21 Sep 2008
Addresses the Nation
The awaited reaction of President Thabo Mbeki to Saturday’s decision by his party, the ANC calling on him to resign as president of South Africa came on Sunday September 21.
President Mbeki addressed the nation Sunday evening saying that he had handed his letter of resignation to the speaker of the national assembly and will wait for the parliament to determine when he will effectively relinquish power.
President Mbeki was composed, and addressed the nation in a very dignified and matured manner .He devoted considerable time to emphatically deny allegations that his government was interfering in the judicial procedures against his erstwhile rival Jacob Zuma. A recent court ruling insinuated that link and provoked the ANC national executive to call on Mbeki to step down. “Our successive governments since 1994 have never acted in any manner intended willfully to violate the constitution and the law”. Mbeki said. Adding that he could not do anything to jeopardize what they sacrificed enormously to achieve.

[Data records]
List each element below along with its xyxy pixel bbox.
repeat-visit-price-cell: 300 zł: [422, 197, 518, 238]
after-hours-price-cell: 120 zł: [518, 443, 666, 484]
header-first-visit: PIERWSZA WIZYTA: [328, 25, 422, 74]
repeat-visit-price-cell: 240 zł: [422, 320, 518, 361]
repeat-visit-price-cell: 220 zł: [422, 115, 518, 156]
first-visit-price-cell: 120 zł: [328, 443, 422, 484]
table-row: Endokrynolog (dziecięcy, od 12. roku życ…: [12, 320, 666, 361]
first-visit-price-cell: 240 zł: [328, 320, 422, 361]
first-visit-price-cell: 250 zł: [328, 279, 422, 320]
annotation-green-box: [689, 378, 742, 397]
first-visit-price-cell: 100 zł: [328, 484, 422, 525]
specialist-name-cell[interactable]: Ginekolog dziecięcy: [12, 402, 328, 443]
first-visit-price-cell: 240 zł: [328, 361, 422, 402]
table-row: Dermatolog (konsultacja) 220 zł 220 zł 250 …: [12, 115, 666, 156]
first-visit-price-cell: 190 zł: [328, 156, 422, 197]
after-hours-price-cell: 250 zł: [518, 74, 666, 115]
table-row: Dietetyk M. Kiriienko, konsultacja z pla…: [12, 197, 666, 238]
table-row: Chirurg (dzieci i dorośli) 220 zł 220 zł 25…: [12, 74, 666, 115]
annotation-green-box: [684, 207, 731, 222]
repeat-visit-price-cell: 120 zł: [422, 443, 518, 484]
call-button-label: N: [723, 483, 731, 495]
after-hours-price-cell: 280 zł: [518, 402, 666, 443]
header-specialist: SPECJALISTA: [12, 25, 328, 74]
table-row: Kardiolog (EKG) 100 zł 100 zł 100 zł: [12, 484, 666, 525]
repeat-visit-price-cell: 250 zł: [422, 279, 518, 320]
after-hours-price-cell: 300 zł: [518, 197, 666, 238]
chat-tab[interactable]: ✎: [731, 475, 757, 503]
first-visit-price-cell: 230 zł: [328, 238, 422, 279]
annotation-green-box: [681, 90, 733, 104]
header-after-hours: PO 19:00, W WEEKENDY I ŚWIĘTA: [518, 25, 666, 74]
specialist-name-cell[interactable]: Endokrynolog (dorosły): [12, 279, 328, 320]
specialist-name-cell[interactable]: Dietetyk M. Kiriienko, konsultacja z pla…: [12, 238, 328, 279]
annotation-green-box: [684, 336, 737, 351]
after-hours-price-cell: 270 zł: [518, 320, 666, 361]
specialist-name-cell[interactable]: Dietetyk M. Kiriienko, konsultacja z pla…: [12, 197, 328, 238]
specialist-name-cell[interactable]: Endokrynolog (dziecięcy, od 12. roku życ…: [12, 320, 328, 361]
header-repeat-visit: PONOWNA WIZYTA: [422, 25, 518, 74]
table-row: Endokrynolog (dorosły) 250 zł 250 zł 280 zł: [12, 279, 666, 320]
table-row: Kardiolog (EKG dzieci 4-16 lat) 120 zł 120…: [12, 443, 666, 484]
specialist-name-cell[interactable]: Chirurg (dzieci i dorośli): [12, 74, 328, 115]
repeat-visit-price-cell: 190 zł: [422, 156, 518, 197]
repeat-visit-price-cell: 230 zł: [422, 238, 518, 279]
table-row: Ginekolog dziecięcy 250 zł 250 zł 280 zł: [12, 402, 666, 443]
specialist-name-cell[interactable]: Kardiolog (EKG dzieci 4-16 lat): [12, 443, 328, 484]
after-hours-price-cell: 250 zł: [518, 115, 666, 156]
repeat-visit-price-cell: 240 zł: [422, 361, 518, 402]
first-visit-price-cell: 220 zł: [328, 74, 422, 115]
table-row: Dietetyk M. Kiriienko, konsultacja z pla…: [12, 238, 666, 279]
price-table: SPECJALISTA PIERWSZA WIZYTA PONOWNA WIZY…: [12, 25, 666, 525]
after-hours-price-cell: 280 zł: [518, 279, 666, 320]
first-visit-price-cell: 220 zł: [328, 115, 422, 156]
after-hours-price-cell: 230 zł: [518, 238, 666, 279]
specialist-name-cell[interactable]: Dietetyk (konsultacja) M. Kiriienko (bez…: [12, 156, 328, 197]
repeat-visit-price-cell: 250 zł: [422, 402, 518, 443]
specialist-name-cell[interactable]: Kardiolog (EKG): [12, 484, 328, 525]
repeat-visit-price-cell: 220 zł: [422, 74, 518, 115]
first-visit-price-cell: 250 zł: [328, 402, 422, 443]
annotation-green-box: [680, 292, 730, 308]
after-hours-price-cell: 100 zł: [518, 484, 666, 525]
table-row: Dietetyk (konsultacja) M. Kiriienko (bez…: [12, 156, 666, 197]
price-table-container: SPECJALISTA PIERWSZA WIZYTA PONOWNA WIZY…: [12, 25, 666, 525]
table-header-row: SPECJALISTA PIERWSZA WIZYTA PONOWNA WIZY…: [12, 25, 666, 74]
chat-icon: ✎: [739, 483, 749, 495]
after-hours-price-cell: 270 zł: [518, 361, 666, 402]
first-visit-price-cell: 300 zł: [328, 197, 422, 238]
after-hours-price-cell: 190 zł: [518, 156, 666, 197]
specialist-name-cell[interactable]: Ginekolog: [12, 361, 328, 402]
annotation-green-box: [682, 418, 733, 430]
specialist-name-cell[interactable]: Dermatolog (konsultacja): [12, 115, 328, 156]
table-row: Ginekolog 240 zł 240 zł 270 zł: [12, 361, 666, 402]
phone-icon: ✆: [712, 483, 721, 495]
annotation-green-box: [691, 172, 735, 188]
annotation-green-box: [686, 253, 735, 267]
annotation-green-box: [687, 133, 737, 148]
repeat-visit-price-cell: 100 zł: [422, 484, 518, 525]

**EXERCISE DIRECTIONS:** Repeat the passage from the report on President Mbeki's address to the nation, beginning at the words "21 Sep 2008" and stopping after the words "effectively relinquish power.".

**THE RESULT:**
21 Sep 2008
Addresses the Nation
The awaited reaction of President Thabo Mbeki to Saturday’s decision by his party, the ANC calling on him to resign as president of South Africa came on Sunday September 21.
President Mbeki addressed the nation Sunday evening saying that he had handed his letter of resignation to the speaker of the national assembly and will wait for the parliament to determine when he will effectively relinquish power.